» **Description of the task**: Omit the images, then output each of the records below exactly.

» **Exercise materials**:

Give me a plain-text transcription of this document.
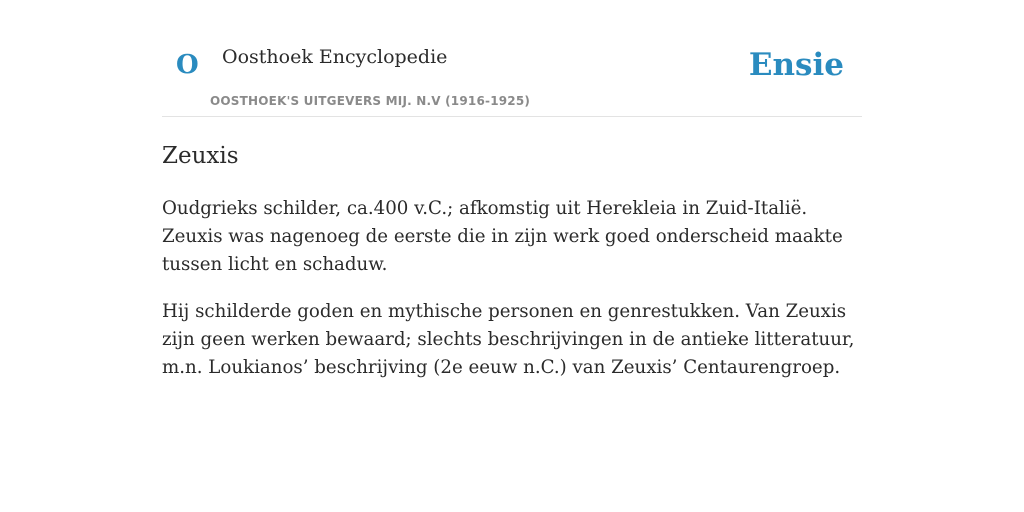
O Oosthoek Encyclopedie
OOSTHOEK'S UITGEVERS MIJ. N.V (1916-1925)
Ensie
Zeuxis

Oudgrieks schilder, ca.400 v.C.; afkomstig uit Herekleia in Zuid-Italië. Zeuxis was nagenoeg de eerste die in zijn werk goed onderscheid maakte tussen licht en schaduw.

Hij schilderde goden en mythische personen en genrestukken. Van Zeuxis zijn geen werken bewaard; slechts beschrijvingen in de antieke litteratuur, m.n. Loukianos’ beschrijving (2e eeuw n.C.) van Zeuxis’ Centaurengroep.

» **Response for this exercise**:
Give me a plain-text transcription of this document.
O Oosthoek Encyclopedie
OOSTHOEK'S UITGEVERS MIJ. N.V (1916-1925)
Ensie
Zeuxis

Oudgrieks schilder, ca.400 v.C.; afkomstig uit Herekleia in Zuid-Italië. Zeuxis was nagenoeg de eerste die in zijn werk goed onderscheid maakte tussen licht en schaduw.

Hij schilderde goden en mythische personen en genrestukken. Van Zeuxis zijn geen werken bewaard; slechts beschrijvingen in de antieke litteratuur, m.n. Loukianos’ beschrijving (2e eeuw n.C.) van Zeuxis’ Centaurengroep.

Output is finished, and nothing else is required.